** Stated task **
Write out, precisely and in full, each line of the material.

(Records)
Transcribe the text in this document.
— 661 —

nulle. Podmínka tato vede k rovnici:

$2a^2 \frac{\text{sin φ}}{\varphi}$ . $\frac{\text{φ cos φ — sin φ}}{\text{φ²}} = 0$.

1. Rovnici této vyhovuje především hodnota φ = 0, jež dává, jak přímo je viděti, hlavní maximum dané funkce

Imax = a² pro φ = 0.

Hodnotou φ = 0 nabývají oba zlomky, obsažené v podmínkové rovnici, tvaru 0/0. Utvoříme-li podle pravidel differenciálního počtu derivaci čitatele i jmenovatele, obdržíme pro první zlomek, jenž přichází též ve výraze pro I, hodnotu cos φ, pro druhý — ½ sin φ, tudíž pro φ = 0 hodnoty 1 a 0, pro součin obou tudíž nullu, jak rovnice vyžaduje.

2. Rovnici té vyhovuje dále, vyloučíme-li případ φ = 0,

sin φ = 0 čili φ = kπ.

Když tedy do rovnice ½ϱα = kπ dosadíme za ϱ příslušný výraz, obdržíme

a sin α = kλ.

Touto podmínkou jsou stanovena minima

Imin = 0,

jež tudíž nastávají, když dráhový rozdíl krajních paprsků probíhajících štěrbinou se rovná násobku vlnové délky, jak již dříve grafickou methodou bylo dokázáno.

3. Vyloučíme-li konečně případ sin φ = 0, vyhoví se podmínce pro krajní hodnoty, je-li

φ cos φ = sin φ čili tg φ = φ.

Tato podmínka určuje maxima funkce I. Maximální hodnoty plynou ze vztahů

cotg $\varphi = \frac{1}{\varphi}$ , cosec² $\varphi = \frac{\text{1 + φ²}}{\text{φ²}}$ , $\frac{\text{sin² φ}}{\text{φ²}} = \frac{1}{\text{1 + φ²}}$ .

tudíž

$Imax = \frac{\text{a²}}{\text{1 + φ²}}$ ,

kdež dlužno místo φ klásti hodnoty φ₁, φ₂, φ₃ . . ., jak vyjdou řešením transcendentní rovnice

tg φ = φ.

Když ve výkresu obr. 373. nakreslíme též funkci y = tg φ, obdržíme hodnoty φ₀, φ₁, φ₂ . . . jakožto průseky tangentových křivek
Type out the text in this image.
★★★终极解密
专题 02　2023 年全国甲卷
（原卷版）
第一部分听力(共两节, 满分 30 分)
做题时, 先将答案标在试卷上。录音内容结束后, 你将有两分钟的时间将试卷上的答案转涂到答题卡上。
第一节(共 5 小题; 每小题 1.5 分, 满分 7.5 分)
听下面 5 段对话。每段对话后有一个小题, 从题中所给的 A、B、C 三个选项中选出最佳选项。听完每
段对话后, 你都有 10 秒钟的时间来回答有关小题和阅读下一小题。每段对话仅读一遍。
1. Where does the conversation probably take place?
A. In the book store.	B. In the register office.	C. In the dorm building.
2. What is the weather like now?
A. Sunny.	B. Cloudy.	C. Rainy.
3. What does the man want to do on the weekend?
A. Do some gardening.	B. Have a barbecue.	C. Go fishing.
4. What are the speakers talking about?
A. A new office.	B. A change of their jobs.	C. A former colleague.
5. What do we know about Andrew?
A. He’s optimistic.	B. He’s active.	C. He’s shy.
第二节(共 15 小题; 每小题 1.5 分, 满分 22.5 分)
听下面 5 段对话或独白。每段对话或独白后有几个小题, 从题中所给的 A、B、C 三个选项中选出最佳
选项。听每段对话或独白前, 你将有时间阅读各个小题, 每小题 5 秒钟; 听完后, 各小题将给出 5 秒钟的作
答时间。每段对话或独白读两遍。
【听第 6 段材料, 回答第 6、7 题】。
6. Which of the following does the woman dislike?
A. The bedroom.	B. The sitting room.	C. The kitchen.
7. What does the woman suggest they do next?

** Worked solution **
Transcribe the text in this document.
— 661 —

nulle. Podmínka tato vede k rovnici:

$2a^2 \frac{\text{sin φ}}{\varphi}$ . $\frac{\text{φ cos φ — sin φ}}{\text{φ²}} = 0$.

1. Rovnici této vyhovuje především hodnota φ = 0, jež dává, jak přímo je viděti, hlavní maximum dané funkce

Imax = a² pro φ = 0.

Hodnotou φ = 0 nabývají oba zlomky, obsažené v podmínkové rovnici, tvaru 0/0. Utvoříme-li podle pravidel differenciálního počtu derivaci čitatele i jmenovatele, obdržíme pro první zlomek, jenž přichází též ve výraze pro I, hodnotu cos φ, pro druhý — ½ sin φ, tudíž pro φ = 0 hodnoty 1 a 0, pro součin obou tudíž nullu, jak rovnice vyžaduje.

2. Rovnici té vyhovuje dále, vyloučíme-li případ φ = 0,

sin φ = 0 čili φ = kπ.

Když tedy do rovnice ½ϱα = kπ dosadíme za ϱ příslušný výraz, obdržíme

a sin α = kλ.

Touto podmínkou jsou stanovena minima

Imin = 0,

jež tudíž nastávají, když dráhový rozdíl krajních paprsků probíhajících štěrbinou se rovná násobku vlnové délky, jak již dříve grafickou methodou bylo dokázáno.

3. Vyloučíme-li konečně případ sin φ = 0, vyhoví se podmínce pro krajní hodnoty, je-li

φ cos φ = sin φ čili tg φ = φ.

Tato podmínka určuje maxima funkce I. Maximální hodnoty plynou ze vztahů

cotg $\varphi = \frac{1}{\varphi}$ , cosec² $\varphi = \frac{\text{1 + φ²}}{\text{φ²}}$ , $\frac{\text{sin² φ}}{\text{φ²}} = \frac{1}{\text{1 + φ²}}$ .

tudíž

$Imax = \frac{\text{a²}}{\text{1 + φ²}}$ ,

kdež dlužno místo φ klásti hodnoty φ₁, φ₂, φ₃ . . ., jak vyjdou řešením transcendentní rovnice

tg φ = φ.

Když ve výkresu obr. 373. nakreslíme též funkci y = tg φ, obdržíme hodnoty φ₀, φ₁, φ₂ . . . jakožto průseky tangentových křivek
Type out the text in this image.
★★★终极解密
专题 02　2023 年全国甲卷
（原卷版）
第一部分听力(共两节, 满分 30 分)
做题时, 先将答案标在试卷上。录音内容结束后, 你将有两分钟的时间将试卷上的答案转涂到答题卡上。
第一节(共 5 小题; 每小题 1.5 分, 满分 7.5 分)
听下面 5 段对话。每段对话后有一个小题, 从题中所给的 A、B、C 三个选项中选出最佳选项。听完每
段对话后, 你都有 10 秒钟的时间来回答有关小题和阅读下一小题。每段对话仅读一遍。
1. Where does the conversation probably take place?
A. In the book store.	B. In the register office.	C. In the dorm building.
2. What is the weather like now?
A. Sunny.	B. Cloudy.	C. Rainy.
3. What does the man want to do on the weekend?
A. Do some gardening.	B. Have a barbecue.	C. Go fishing.
4. What are the speakers talking about?
A. A new office.	B. A change of their jobs.	C. A former colleague.
5. What do we know about Andrew?
A. He’s optimistic.	B. He’s active.	C. He’s shy.
第二节(共 15 小题; 每小题 1.5 分, 满分 22.5 分)
听下面 5 段对话或独白。每段对话或独白后有几个小题, 从题中所给的 A、B、C 三个选项中选出最佳
选项。听每段对话或独白前, 你将有时间阅读各个小题, 每小题 5 秒钟; 听完后, 各小题将给出 5 秒钟的作
答时间。每段对话或独白读两遍。
【听第 6 段材料, 回答第 6、7 题】。
6. Which of the following does the woman dislike?
A. The bedroom.	B. The sitting room.	C. The kitchen.
7. What does the woman suggest they do next?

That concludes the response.